- Work to be completed
Restate the listing that follows word for word, without its pictures.

──────── Data supplied

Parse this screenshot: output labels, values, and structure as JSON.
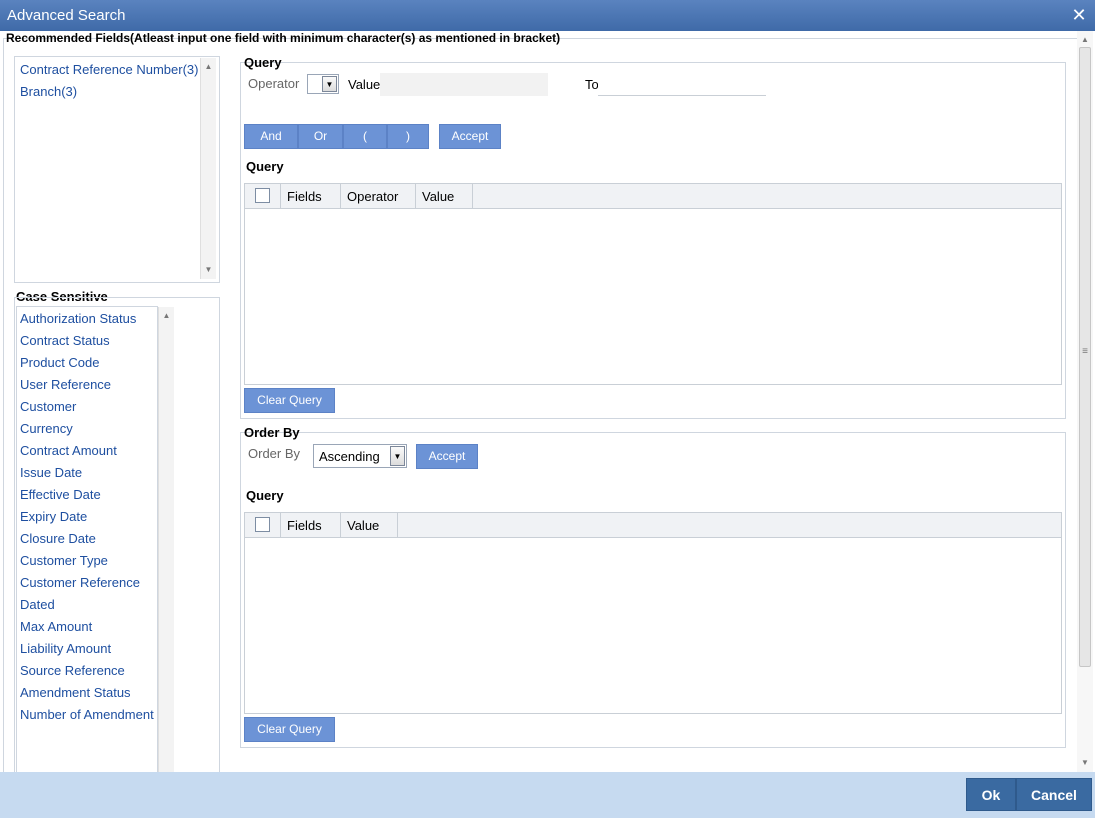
{
  "window": {
    "title": "Advanced Search",
    "close_glyph": "✕"
  },
  "recommended": {
    "label": "Recommended Fields(Atleast input one field with minimum character(s) as mentioned in bracket)",
    "items": [
      "Contract Reference Number(3)",
      "Branch(3)"
    ]
  },
  "case_sensitive": {
    "label": "Case Sensitive",
    "items": [
      "Authorization Status",
      "Contract Status",
      "Product Code",
      "User Reference",
      "Customer",
      "Currency",
      "Contract Amount",
      "Issue Date",
      "Effective Date",
      "Expiry Date",
      "Closure Date",
      "Customer Type",
      "Customer Reference",
      "Dated",
      "Max Amount",
      "Liability Amount",
      "Source Reference",
      "Amendment Status",
      "Number of Amendment"
    ]
  },
  "query": {
    "title": "Query",
    "operator_label": "Operator",
    "operator_value": "",
    "value_label": "Value",
    "to_label": "To",
    "buttons": {
      "and": "And",
      "or": "Or",
      "open_paren": "(",
      "close_paren": ")",
      "accept": "Accept"
    },
    "grid_title": "Query",
    "columns": [
      "Fields",
      "Operator",
      "Value"
    ],
    "clear_label": "Clear Query"
  },
  "order_by": {
    "title": "Order By",
    "label": "Order By",
    "selected": "Ascending",
    "accept": "Accept",
    "grid_title": "Query",
    "columns": [
      "Fields",
      "Value"
    ],
    "clear_label": "Clear Query"
  },
  "footer": {
    "ok": "Ok",
    "cancel": "Cancel"
  },
  "icons": {
    "dropdown": "▼",
    "scroll_up": "▲",
    "scroll_down": "▼",
    "grip": "≡"
  },
  "colors": {
    "title_bar": "#4a75b3",
    "button": "#6c93d6",
    "footer": "#c6daf0",
    "footer_button": "#3a6aa1",
    "link_text": "#1e4fa0"
  }
}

────────────────

- Written answer
Parse this screenshot: output labels, values, and structure as JSON.
{
  "window": {
    "title": "Advanced Search",
    "close_glyph": "✕"
  },
  "recommended": {
    "label": "Recommended Fields(Atleast input one field with minimum character(s) as mentioned in bracket)",
    "items": [
      "Contract Reference Number(3)",
      "Branch(3)"
    ]
  },
  "case_sensitive": {
    "label": "Case Sensitive",
    "items": [
      "Authorization Status",
      "Contract Status",
      "Product Code",
      "User Reference",
      "Customer",
      "Currency",
      "Contract Amount",
      "Issue Date",
      "Effective Date",
      "Expiry Date",
      "Closure Date",
      "Customer Type",
      "Customer Reference",
      "Dated",
      "Max Amount",
      "Liability Amount",
      "Source Reference",
      "Amendment Status",
      "Number of Amendment"
    ]
  },
  "query": {
    "title": "Query",
    "operator_label": "Operator",
    "operator_value": "",
    "value_label": "Value",
    "to_label": "To",
    "buttons": {
      "and": "And",
      "or": "Or",
      "open_paren": "(",
      "close_paren": ")",
      "accept": "Accept"
    },
    "grid_title": "Query",
    "columns": [
      "Fields",
      "Operator",
      "Value"
    ],
    "clear_label": "Clear Query"
  },
  "order_by": {
    "title": "Order By",
    "label": "Order By",
    "selected": "Ascending",
    "accept": "Accept",
    "grid_title": "Query",
    "columns": [
      "Fields",
      "Value"
    ],
    "clear_label": "Clear Query"
  },
  "footer": {
    "ok": "Ok",
    "cancel": "Cancel"
  },
  "icons": {
    "dropdown": "▼",
    "scroll_up": "▲",
    "scroll_down": "▼",
    "grip": "≡"
  },
  "colors": {
    "title_bar": "#4a75b3",
    "button": "#6c93d6",
    "footer": "#c6daf0",
    "footer_button": "#3a6aa1",
    "link_text": "#1e4fa0"
  }
}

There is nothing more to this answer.